→ The exercise:
Print all records exactly, leaving nothing out.
-- BEGIN Material provided --
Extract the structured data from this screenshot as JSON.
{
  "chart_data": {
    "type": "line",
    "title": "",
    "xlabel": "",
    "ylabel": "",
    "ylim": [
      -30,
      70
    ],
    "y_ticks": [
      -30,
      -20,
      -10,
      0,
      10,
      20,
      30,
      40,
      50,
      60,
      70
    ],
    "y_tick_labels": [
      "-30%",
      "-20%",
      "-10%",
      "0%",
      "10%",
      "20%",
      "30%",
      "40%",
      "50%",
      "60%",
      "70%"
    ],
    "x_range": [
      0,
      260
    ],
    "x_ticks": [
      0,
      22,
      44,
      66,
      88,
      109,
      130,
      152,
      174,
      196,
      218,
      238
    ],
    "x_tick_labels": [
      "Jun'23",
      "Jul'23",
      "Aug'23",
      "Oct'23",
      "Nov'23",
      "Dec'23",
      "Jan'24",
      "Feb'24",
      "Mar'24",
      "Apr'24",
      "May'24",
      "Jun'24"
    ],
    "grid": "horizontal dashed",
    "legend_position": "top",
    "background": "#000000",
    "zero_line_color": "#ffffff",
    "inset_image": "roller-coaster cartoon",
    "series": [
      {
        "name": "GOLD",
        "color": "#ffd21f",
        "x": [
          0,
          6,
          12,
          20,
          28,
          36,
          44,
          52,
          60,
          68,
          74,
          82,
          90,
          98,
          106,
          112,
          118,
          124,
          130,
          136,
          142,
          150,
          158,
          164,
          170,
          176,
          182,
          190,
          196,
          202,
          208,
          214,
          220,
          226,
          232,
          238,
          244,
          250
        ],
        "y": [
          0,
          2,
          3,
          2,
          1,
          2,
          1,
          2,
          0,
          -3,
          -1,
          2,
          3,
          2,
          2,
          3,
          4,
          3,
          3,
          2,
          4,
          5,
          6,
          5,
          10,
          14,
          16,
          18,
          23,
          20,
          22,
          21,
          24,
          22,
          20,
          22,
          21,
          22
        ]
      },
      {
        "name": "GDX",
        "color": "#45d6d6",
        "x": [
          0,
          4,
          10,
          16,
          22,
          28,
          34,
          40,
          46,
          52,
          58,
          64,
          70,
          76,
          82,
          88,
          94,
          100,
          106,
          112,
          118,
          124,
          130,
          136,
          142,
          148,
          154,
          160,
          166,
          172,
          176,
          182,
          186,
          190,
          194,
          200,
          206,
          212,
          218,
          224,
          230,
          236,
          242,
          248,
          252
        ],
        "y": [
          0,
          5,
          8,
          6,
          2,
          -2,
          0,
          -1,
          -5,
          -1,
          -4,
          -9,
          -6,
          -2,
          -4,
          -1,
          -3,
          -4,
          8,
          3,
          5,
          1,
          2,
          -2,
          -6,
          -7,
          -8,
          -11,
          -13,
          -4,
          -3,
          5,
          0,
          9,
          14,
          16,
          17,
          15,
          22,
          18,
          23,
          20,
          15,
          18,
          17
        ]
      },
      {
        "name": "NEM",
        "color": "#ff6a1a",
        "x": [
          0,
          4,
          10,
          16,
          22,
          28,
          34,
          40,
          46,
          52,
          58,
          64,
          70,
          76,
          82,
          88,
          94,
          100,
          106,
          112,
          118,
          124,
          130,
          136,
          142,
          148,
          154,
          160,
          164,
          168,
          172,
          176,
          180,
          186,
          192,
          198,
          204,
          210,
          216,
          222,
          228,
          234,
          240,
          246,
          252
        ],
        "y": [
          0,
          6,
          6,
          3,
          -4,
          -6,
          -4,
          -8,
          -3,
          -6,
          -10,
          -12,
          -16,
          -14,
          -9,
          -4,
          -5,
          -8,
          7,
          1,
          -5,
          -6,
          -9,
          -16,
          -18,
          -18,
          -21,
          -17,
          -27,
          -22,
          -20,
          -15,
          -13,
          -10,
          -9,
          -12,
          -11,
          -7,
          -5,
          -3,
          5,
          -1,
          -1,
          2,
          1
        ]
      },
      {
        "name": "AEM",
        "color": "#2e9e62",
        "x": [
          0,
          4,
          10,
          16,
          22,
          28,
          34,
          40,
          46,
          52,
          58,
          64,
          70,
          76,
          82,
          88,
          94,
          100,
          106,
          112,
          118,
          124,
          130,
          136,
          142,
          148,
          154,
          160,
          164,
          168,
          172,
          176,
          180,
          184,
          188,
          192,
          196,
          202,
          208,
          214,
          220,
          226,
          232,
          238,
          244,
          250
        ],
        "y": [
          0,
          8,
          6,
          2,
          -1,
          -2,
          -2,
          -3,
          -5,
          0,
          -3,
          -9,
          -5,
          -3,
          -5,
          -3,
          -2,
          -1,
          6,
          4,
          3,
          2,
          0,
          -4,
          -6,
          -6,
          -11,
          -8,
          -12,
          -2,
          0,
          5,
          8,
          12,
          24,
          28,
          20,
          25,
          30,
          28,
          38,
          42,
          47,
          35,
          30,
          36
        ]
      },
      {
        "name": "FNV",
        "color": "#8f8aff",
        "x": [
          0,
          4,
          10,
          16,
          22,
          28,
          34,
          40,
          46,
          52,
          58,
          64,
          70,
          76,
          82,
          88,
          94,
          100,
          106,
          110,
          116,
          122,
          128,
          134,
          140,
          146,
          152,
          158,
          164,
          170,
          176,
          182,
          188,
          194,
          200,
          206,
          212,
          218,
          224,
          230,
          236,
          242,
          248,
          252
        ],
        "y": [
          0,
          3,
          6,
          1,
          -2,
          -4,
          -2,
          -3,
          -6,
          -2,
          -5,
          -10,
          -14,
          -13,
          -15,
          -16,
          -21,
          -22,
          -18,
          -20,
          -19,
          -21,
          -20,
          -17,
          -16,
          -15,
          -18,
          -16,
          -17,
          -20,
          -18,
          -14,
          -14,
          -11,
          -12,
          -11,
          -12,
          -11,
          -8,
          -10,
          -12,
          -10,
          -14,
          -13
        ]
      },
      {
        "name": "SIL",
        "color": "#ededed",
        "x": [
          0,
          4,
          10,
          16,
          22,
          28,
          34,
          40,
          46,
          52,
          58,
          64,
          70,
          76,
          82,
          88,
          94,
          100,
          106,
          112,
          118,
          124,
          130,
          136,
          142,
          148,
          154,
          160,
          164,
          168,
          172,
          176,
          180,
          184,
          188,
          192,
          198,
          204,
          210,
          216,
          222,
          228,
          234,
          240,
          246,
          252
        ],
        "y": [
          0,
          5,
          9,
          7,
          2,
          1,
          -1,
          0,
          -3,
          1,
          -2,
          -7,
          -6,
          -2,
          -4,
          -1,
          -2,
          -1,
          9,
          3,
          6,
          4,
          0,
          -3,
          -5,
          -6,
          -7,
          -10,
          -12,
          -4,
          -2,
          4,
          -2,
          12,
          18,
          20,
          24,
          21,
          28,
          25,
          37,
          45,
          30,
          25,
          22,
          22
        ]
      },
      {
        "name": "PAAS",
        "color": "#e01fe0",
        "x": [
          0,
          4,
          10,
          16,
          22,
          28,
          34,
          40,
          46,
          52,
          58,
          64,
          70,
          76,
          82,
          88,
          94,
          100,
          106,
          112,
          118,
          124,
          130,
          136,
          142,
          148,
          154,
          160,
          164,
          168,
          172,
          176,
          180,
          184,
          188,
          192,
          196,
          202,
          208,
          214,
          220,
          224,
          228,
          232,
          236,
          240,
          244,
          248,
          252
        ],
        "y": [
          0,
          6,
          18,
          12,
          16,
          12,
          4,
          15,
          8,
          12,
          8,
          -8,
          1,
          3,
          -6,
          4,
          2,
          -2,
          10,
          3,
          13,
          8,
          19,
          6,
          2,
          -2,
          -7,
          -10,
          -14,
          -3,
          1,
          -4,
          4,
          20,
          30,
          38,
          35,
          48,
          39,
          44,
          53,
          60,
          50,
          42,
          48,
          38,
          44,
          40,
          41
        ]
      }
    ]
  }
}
-- END Material provided --
→ Result for this task:
Extract the structured data from this screenshot as JSON.
{
  "chart_data": {
    "type": "line",
    "title": "",
    "xlabel": "",
    "ylabel": "",
    "ylim": [
      -30,
      70
    ],
    "y_ticks": [
      -30,
      -20,
      -10,
      0,
      10,
      20,
      30,
      40,
      50,
      60,
      70
    ],
    "y_tick_labels": [
      "-30%",
      "-20%",
      "-10%",
      "0%",
      "10%",
      "20%",
      "30%",
      "40%",
      "50%",
      "60%",
      "70%"
    ],
    "x_range": [
      0,
      260
    ],
    "x_ticks": [
      0,
      22,
      44,
      66,
      88,
      109,
      130,
      152,
      174,
      196,
      218,
      238
    ],
    "x_tick_labels": [
      "Jun'23",
      "Jul'23",
      "Aug'23",
      "Oct'23",
      "Nov'23",
      "Dec'23",
      "Jan'24",
      "Feb'24",
      "Mar'24",
      "Apr'24",
      "May'24",
      "Jun'24"
    ],
    "grid": "horizontal dashed",
    "legend_position": "top",
    "background": "#000000",
    "zero_line_color": "#ffffff",
    "inset_image": "roller-coaster cartoon",
    "series": [
      {
        "name": "GOLD",
        "color": "#ffd21f",
        "x": [
          0,
          6,
          12,
          20,
          28,
          36,
          44,
          52,
          60,
          68,
          74,
          82,
          90,
          98,
          106,
          112,
          118,
          124,
          130,
          136,
          142,
          150,
          158,
          164,
          170,
          176,
          182,
          190,
          196,
          202,
          208,
          214,
          220,
          226,
          232,
          238,
          244,
          250
        ],
        "y": [
          0,
          2,
          3,
          2,
          1,
          2,
          1,
          2,
          0,
          -3,
          -1,
          2,
          3,
          2,
          2,
          3,
          4,
          3,
          3,
          2,
          4,
          5,
          6,
          5,
          10,
          14,
          16,
          18,
          23,
          20,
          22,
          21,
          24,
          22,
          20,
          22,
          21,
          22
        ]
      },
      {
        "name": "GDX",
        "color": "#45d6d6",
        "x": [
          0,
          4,
          10,
          16,
          22,
          28,
          34,
          40,
          46,
          52,
          58,
          64,
          70,
          76,
          82,
          88,
          94,
          100,
          106,
          112,
          118,
          124,
          130,
          136,
          142,
          148,
          154,
          160,
          166,
          172,
          176,
          182,
          186,
          190,
          194,
          200,
          206,
          212,
          218,
          224,
          230,
          236,
          242,
          248,
          252
        ],
        "y": [
          0,
          5,
          8,
          6,
          2,
          -2,
          0,
          -1,
          -5,
          -1,
          -4,
          -9,
          -6,
          -2,
          -4,
          -1,
          -3,
          -4,
          8,
          3,
          5,
          1,
          2,
          -2,
          -6,
          -7,
          -8,
          -11,
          -13,
          -4,
          -3,
          5,
          0,
          9,
          14,
          16,
          17,
          15,
          22,
          18,
          23,
          20,
          15,
          18,
          17
        ]
      },
      {
        "name": "NEM",
        "color": "#ff6a1a",
        "x": [
          0,
          4,
          10,
          16,
          22,
          28,
          34,
          40,
          46,
          52,
          58,
          64,
          70,
          76,
          82,
          88,
          94,
          100,
          106,
          112,
          118,
          124,
          130,
          136,
          142,
          148,
          154,
          160,
          164,
          168,
          172,
          176,
          180,
          186,
          192,
          198,
          204,
          210,
          216,
          222,
          228,
          234,
          240,
          246,
          252
        ],
        "y": [
          0,
          6,
          6,
          3,
          -4,
          -6,
          -4,
          -8,
          -3,
          -6,
          -10,
          -12,
          -16,
          -14,
          -9,
          -4,
          -5,
          -8,
          7,
          1,
          -5,
          -6,
          -9,
          -16,
          -18,
          -18,
          -21,
          -17,
          -27,
          -22,
          -20,
          -15,
          -13,
          -10,
          -9,
          -12,
          -11,
          -7,
          -5,
          -3,
          5,
          -1,
          -1,
          2,
          1
        ]
      },
      {
        "name": "AEM",
        "color": "#2e9e62",
        "x": [
          0,
          4,
          10,
          16,
          22,
          28,
          34,
          40,
          46,
          52,
          58,
          64,
          70,
          76,
          82,
          88,
          94,
          100,
          106,
          112,
          118,
          124,
          130,
          136,
          142,
          148,
          154,
          160,
          164,
          168,
          172,
          176,
          180,
          184,
          188,
          192,
          196,
          202,
          208,
          214,
          220,
          226,
          232,
          238,
          244,
          250
        ],
        "y": [
          0,
          8,
          6,
          2,
          -1,
          -2,
          -2,
          -3,
          -5,
          0,
          -3,
          -9,
          -5,
          -3,
          -5,
          -3,
          -2,
          -1,
          6,
          4,
          3,
          2,
          0,
          -4,
          -6,
          -6,
          -11,
          -8,
          -12,
          -2,
          0,
          5,
          8,
          12,
          24,
          28,
          20,
          25,
          30,
          28,
          38,
          42,
          47,
          35,
          30,
          36
        ]
      },
      {
        "name": "FNV",
        "color": "#8f8aff",
        "x": [
          0,
          4,
          10,
          16,
          22,
          28,
          34,
          40,
          46,
          52,
          58,
          64,
          70,
          76,
          82,
          88,
          94,
          100,
          106,
          110,
          116,
          122,
          128,
          134,
          140,
          146,
          152,
          158,
          164,
          170,
          176,
          182,
          188,
          194,
          200,
          206,
          212,
          218,
          224,
          230,
          236,
          242,
          248,
          252
        ],
        "y": [
          0,
          3,
          6,
          1,
          -2,
          -4,
          -2,
          -3,
          -6,
          -2,
          -5,
          -10,
          -14,
          -13,
          -15,
          -16,
          -21,
          -22,
          -18,
          -20,
          -19,
          -21,
          -20,
          -17,
          -16,
          -15,
          -18,
          -16,
          -17,
          -20,
          -18,
          -14,
          -14,
          -11,
          -12,
          -11,
          -12,
          -11,
          -8,
          -10,
          -12,
          -10,
          -14,
          -13
        ]
      },
      {
        "name": "SIL",
        "color": "#ededed",
        "x": [
          0,
          4,
          10,
          16,
          22,
          28,
          34,
          40,
          46,
          52,
          58,
          64,
          70,
          76,
          82,
          88,
          94,
          100,
          106,
          112,
          118,
          124,
          130,
          136,
          142,
          148,
          154,
          160,
          164,
          168,
          172,
          176,
          180,
          184,
          188,
          192,
          198,
          204,
          210,
          216,
          222,
          228,
          234,
          240,
          246,
          252
        ],
        "y": [
          0,
          5,
          9,
          7,
          2,
          1,
          -1,
          0,
          -3,
          1,
          -2,
          -7,
          -6,
          -2,
          -4,
          -1,
          -2,
          -1,
          9,
          3,
          6,
          4,
          0,
          -3,
          -5,
          -6,
          -7,
          -10,
          -12,
          -4,
          -2,
          4,
          -2,
          12,
          18,
          20,
          24,
          21,
          28,
          25,
          37,
          45,
          30,
          25,
          22,
          22
        ]
      },
      {
        "name": "PAAS",
        "color": "#e01fe0",
        "x": [
          0,
          4,
          10,
          16,
          22,
          28,
          34,
          40,
          46,
          52,
          58,
          64,
          70,
          76,
          82,
          88,
          94,
          100,
          106,
          112,
          118,
          124,
          130,
          136,
          142,
          148,
          154,
          160,
          164,
          168,
          172,
          176,
          180,
          184,
          188,
          192,
          196,
          202,
          208,
          214,
          220,
          224,
          228,
          232,
          236,
          240,
          244,
          248,
          252
        ],
        "y": [
          0,
          6,
          18,
          12,
          16,
          12,
          4,
          15,
          8,
          12,
          8,
          -8,
          1,
          3,
          -6,
          4,
          2,
          -2,
          10,
          3,
          13,
          8,
          19,
          6,
          2,
          -2,
          -7,
          -10,
          -14,
          -3,
          1,
          -4,
          4,
          20,
          30,
          38,
          35,
          48,
          39,
          44,
          53,
          60,
          50,
          42,
          48,
          38,
          44,
          40,
          41
        ]
      }
    ]
  }
}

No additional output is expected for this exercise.